━━━━━ Dataset content ━━━━━

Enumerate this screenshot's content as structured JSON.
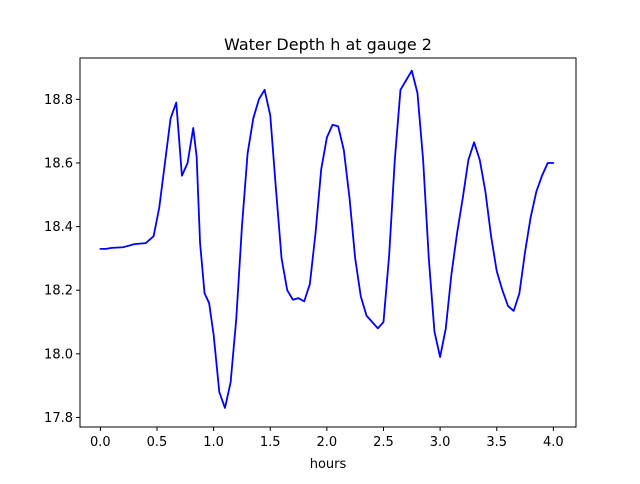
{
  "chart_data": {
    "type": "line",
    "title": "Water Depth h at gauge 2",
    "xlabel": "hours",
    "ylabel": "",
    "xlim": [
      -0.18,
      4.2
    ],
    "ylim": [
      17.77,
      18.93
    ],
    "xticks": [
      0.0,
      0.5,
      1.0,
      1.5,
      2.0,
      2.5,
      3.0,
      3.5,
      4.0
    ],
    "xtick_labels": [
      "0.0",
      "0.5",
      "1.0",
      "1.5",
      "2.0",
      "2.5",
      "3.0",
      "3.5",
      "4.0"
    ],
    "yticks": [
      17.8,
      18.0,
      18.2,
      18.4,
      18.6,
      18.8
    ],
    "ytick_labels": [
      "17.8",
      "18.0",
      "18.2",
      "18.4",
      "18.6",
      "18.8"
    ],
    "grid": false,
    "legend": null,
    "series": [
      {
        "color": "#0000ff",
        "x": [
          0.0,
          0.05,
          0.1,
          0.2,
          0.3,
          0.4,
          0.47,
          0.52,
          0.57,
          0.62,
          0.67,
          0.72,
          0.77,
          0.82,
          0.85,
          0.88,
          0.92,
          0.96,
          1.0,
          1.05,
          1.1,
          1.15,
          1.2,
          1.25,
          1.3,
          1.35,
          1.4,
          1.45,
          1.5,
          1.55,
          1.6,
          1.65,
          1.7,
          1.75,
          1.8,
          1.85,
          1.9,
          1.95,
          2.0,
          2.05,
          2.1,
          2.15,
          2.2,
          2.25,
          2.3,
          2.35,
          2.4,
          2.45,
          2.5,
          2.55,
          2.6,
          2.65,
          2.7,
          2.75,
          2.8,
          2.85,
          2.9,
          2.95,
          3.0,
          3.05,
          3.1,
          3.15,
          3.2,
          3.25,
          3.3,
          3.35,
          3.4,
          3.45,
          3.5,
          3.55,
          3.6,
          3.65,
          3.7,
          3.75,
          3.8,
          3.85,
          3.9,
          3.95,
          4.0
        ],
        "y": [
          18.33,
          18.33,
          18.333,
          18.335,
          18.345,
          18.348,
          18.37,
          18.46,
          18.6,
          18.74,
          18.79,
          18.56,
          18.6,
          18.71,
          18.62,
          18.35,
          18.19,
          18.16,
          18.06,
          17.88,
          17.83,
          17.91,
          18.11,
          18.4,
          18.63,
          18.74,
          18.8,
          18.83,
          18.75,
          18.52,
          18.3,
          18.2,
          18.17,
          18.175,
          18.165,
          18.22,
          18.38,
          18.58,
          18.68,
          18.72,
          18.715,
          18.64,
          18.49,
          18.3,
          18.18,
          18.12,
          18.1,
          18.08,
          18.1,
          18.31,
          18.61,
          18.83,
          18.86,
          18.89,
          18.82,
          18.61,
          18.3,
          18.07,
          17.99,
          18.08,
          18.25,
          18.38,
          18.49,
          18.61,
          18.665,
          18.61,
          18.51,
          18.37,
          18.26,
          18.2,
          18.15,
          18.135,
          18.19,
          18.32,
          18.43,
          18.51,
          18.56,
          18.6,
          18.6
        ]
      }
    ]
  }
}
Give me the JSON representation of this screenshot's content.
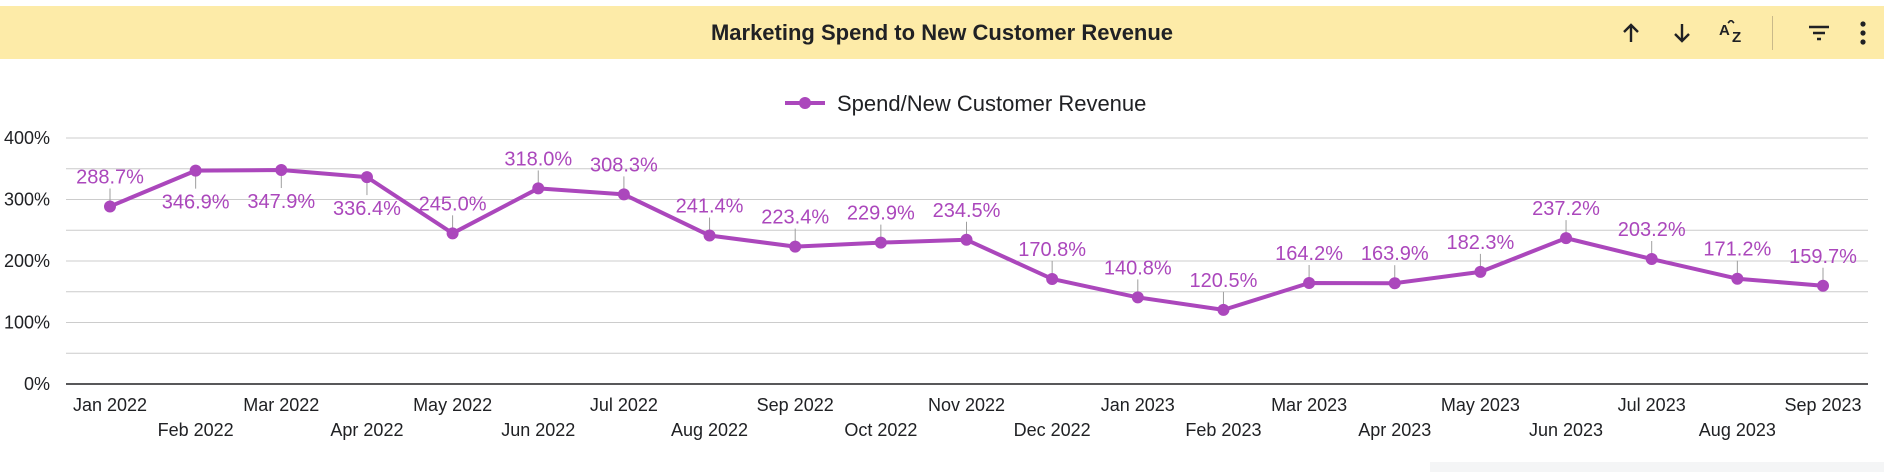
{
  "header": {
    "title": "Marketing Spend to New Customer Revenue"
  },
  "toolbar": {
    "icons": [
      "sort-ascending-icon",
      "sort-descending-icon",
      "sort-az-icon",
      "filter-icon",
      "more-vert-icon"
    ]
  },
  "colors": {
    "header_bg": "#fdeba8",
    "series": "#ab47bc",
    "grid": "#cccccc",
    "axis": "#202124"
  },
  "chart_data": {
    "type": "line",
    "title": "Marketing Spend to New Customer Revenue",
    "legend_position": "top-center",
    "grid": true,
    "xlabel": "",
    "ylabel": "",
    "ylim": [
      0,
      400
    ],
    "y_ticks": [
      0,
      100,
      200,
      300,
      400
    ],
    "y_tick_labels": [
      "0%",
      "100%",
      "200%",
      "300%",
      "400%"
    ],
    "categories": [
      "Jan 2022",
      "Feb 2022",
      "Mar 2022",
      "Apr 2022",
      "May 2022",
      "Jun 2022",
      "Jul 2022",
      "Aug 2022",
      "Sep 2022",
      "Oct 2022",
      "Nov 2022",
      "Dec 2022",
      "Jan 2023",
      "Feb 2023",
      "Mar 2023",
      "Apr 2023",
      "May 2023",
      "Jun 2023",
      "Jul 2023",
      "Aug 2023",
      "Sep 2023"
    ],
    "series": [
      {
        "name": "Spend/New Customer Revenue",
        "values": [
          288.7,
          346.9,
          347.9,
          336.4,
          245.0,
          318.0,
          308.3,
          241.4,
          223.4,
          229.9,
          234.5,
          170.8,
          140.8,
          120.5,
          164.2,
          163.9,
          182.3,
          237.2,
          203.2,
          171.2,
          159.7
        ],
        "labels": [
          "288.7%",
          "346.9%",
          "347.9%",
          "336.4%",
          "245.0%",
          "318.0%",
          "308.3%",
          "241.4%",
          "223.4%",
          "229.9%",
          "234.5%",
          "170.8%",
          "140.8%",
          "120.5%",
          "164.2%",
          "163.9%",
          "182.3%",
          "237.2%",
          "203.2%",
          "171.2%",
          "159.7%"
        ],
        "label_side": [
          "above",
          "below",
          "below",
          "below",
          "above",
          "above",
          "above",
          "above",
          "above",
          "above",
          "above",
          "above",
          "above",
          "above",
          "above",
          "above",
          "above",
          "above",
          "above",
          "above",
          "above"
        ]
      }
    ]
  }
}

━━━━━

Your goal:
Search the records for the word "sort", then list every line that has it.

Result for this task:
      "sort-ascending-icon",
      "sort-descending-icon",
      "sort-az-icon",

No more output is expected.